_SHORT PROBLEM_
Reproduce all the material exactly, minus any pictures it holds.

_INFORMATION SUPPLIED_
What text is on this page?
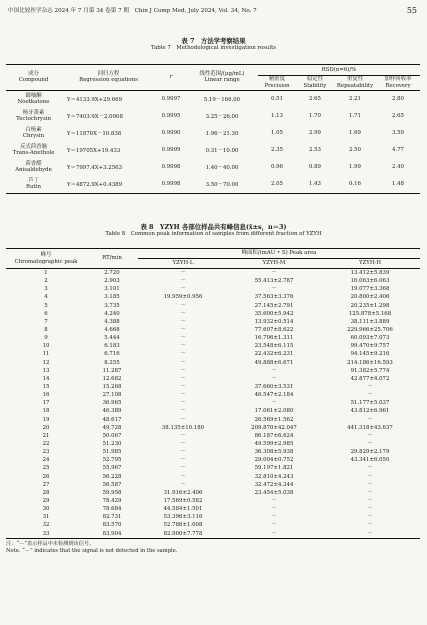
中国比较医学杂志 2024 年 7 月第 34 卷第 7 期　 Chin J Comp Med, July 2024, Vol. 34, No. 7	55
表 7　方法学考察结果
Table 7　Methodological investigation results
成分
Compound	回归方程
Regression equations	r	线性范围/(μg/mL)
Linear range	RSD(n=6)/%			
				精密度
Precision	稳定性
Stability	重复性
Repeatability	加样回收率
Recovery

圆柚酮
Nootkatone	Y＝4133.9X+29.669	0.9997	5.19－166.00	0.51	2.65	2.21	2.80

杨牙黄素
Tectochrysin	Y＝7403.9X－2.0908	0.9995	3.25－26.00	1.13	1.70	1.71	2.65

白杨素
Chrysin	Y＝11870X－10.838	0.9990	1.96－21.30	1.05	2.99	1.69	3.59

反式茴香脑
Trans-Anethole	Y＝19705X+19.433	0.9999	0.31－10.00	2.35	2.53	2.50	4.77

茴香醛
Anisaldehyde	Y＝7997.4X+3.2563	0.9998	1.40－40.00	0.96	0.89	1.99	2.40

芦丁
Rutin	Y＝4872.9X+0.4389	0.9998	3.50－70.00	2.05	1.43	0.16	1.48
表 8　YZYH 各部位样品共有峰信息(x̄±s，n＝3)
Table 8　Common peak information of samples from different fraction of YZYH
峰号
Chromatographic peak	RT/min	峰面积/(mAU • S) Peak area		
		YZYH-L	YZYH-M	YZYH-H
1	2.720	－	－	13.412±5.839
2	2.903	－	55.413±2.787	16.063±6.063
3	3.101	－	－	19.077±3.368
4	3.185	19.959±0.956	37.563±3.376	20.800±2.406
5	3.735	－	27.145±2.791	20.235±1.298
6	4.240	－	35.600±5.942	125.878±5.168
7	4.388	－	13.932±0.514	38.111±3.889
8	4.668	－	77.607±8.622	229.966±25.706
9	5.444	－	16.706±1.311	60.093±7.073
10	6.183	－	23.548±6.115	99.470±9.757
11	6.716	－	22.432±6.231	94.145±9.216
12	8.255	－	49.888±6.671	214.186±16.593
13	11.287	－	－	91.382±5.774
14	12.682	－	－	42.877±4.072
15	15.268	－	37.660±3.531	－
16	27.108	－	46.547±2.184	－
17	36.965	－	－	51.177±5.037
18	46.389	－	17.061±2.080	43.812±6.961
19	48.617	－	26.569±1.562	－
20	49.728	38.135±10.180	209.870±42.047	441.318±43.637
21	50.067	－	86.187±6.624	－
22	51.230	－	49.599±2.985	－
23	51.985	－	36.308±5.938	29.829±2.179
24	52.795	－	29.004±0.752	43.341±6.050
25	55.967	－	59.197±1.821	－
26	56.228	－	32.810±4.243	－
27	56.587	－	32.472±4.344	－
28	59.958	31.916±2.406	23.454±5.038	－
29	78.429	17.569±0.582	－	－
30	78.684	44.584±1.501	－	－
31	82.731	53.396±3.116	－	－
32	83.570	52.786±1.008	－	－
33	83.904	82.900±7.778	－	－
注：“－”表示样品中未检测到该信号。
Note. “－” indicates that the signal is not detected in the sample.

_SOLUTION TO THIS PROBLEM_
What text is on this page?
中国比较医学杂志 2024 年 7 月第 34 卷第 7 期　 Chin J Comp Med, July 2024, Vol. 34, No. 7	55
表 7　方法学考察结果
Table 7　Methodological investigation results
成分
Compound	回归方程
Regression equations	r	线性范围/(μg/mL)
Linear range	RSD(n=6)/%			
				精密度
Precision	稳定性
Stability	重复性
Repeatability	加样回收率
Recovery

圆柚酮
Nootkatone	Y＝4133.9X+29.669	0.9997	5.19－166.00	0.51	2.65	2.21	2.80

杨牙黄素
Tectochrysin	Y＝7403.9X－2.0908	0.9995	3.25－26.00	1.13	1.70	1.71	2.65

白杨素
Chrysin	Y＝11870X－10.838	0.9990	1.96－21.30	1.05	2.99	1.69	3.59

反式茴香脑
Trans-Anethole	Y＝19705X+19.433	0.9999	0.31－10.00	2.35	2.53	2.50	4.77

茴香醛
Anisaldehyde	Y＝7997.4X+3.2563	0.9998	1.40－40.00	0.96	0.89	1.99	2.40

芦丁
Rutin	Y＝4872.9X+0.4389	0.9998	3.50－70.00	2.05	1.43	0.16	1.48
表 8　YZYH 各部位样品共有峰信息(x̄±s，n＝3)
Table 8　Common peak information of samples from different fraction of YZYH
峰号
Chromatographic peak	RT/min	峰面积/(mAU • S) Peak area		
		YZYH-L	YZYH-M	YZYH-H
1	2.720	－	－	13.412±5.839
2	2.903	－	55.413±2.787	16.063±6.063
3	3.101	－	－	19.077±3.368
4	3.185	19.959±0.956	37.563±3.376	20.800±2.406
5	3.735	－	27.145±2.791	20.235±1.298
6	4.240	－	35.600±5.942	125.878±5.168
7	4.388	－	13.932±0.514	38.111±3.889
8	4.668	－	77.607±8.622	229.966±25.706
9	5.444	－	16.706±1.311	60.093±7.073
10	6.183	－	23.548±6.115	99.470±9.757
11	6.716	－	22.432±6.231	94.145±9.216
12	8.255	－	49.888±6.671	214.186±16.593
13	11.287	－	－	91.382±5.774
14	12.682	－	－	42.877±4.072
15	15.268	－	37.660±3.531	－
16	27.108	－	46.547±2.184	－
17	36.965	－	－	51.177±5.037
18	46.389	－	17.061±2.080	43.812±6.961
19	48.617	－	26.569±1.562	－
20	49.728	38.135±10.180	209.870±42.047	441.318±43.637
21	50.067	－	86.187±6.624	－
22	51.230	－	49.599±2.985	－
23	51.985	－	36.308±5.938	29.829±2.179
24	52.795	－	29.004±0.752	43.341±6.050
25	55.967	－	59.197±1.821	－
26	56.228	－	32.810±4.243	－
27	56.587	－	32.472±4.344	－
28	59.958	31.916±2.406	23.454±5.038	－
29	78.429	17.569±0.582	－	－
30	78.684	44.584±1.501	－	－
31	82.731	53.396±3.116	－	－
32	83.570	52.786±1.008	－	－
33	83.904	82.900±7.778	－	－
注：“－”表示样品中未检测到该信号。
Note. “－” indicates that the signal is not detected in the sample.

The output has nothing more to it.